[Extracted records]

-*-*-

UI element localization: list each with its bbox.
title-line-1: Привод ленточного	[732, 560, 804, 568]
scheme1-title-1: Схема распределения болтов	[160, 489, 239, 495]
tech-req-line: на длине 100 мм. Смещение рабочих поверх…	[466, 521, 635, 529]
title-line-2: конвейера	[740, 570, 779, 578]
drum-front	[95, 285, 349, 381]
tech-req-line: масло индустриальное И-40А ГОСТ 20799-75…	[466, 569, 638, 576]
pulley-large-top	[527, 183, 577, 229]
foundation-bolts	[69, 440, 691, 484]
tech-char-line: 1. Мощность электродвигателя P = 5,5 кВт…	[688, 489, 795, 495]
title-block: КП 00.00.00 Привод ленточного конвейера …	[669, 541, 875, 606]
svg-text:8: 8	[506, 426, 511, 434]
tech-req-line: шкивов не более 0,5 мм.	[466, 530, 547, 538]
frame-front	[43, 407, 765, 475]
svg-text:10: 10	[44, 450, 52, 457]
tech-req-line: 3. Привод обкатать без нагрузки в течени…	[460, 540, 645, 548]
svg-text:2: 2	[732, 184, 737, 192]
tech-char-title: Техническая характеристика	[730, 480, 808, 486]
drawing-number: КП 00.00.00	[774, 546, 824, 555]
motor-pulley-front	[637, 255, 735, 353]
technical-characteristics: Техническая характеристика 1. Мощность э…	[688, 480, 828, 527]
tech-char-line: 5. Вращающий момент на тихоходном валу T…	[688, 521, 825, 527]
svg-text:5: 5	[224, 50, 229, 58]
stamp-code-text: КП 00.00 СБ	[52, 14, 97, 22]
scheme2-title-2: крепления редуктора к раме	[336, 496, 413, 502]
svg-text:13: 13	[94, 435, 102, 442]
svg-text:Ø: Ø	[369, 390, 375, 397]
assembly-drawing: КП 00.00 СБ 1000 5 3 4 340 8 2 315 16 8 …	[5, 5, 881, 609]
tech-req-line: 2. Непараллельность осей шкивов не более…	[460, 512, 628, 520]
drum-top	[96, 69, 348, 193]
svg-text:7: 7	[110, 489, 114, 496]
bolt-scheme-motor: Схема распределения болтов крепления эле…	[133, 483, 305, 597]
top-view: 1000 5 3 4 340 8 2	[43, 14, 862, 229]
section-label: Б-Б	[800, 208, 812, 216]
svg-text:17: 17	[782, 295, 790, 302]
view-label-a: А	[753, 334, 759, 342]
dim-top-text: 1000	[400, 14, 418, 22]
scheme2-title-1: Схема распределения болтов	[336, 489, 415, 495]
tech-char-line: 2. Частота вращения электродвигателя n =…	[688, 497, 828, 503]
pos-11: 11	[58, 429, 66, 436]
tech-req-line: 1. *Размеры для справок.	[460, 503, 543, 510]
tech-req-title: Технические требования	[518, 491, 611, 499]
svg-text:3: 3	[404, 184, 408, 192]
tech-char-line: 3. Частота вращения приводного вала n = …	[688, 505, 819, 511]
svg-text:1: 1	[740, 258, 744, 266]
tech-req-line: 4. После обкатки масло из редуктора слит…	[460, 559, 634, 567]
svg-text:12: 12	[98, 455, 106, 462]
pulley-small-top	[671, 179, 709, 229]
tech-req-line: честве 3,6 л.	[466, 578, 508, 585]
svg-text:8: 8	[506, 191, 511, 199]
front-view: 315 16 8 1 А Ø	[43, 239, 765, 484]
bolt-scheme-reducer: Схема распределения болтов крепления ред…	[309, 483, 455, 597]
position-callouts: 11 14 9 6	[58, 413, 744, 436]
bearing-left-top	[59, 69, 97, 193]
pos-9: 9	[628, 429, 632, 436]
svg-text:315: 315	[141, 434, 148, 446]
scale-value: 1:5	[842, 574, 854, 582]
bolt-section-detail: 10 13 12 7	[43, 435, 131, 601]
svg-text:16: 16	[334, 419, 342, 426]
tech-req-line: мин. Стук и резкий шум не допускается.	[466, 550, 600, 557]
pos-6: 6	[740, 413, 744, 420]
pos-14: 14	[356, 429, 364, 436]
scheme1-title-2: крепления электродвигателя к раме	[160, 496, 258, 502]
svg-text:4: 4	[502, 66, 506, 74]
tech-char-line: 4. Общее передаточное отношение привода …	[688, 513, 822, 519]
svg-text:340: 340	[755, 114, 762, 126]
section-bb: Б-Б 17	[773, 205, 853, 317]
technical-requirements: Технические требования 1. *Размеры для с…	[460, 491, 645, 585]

-*-*-

Required task: Update the lines from the start of the extracted records through the line containing "tech-req-line: на длине", replacing "ленточного" with "цепного" and leaving all else unchanged. Return only those lines.

Result for this exercise:
UI element localization: list each with its bbox.
title-line-1: Привод цепного	[732, 560, 804, 568]
scheme1-title-1: Схема распределения болтов	[160, 489, 239, 495]
tech-req-line: на длине 100 мм. Смещение рабочих поверх…	[466, 521, 635, 529]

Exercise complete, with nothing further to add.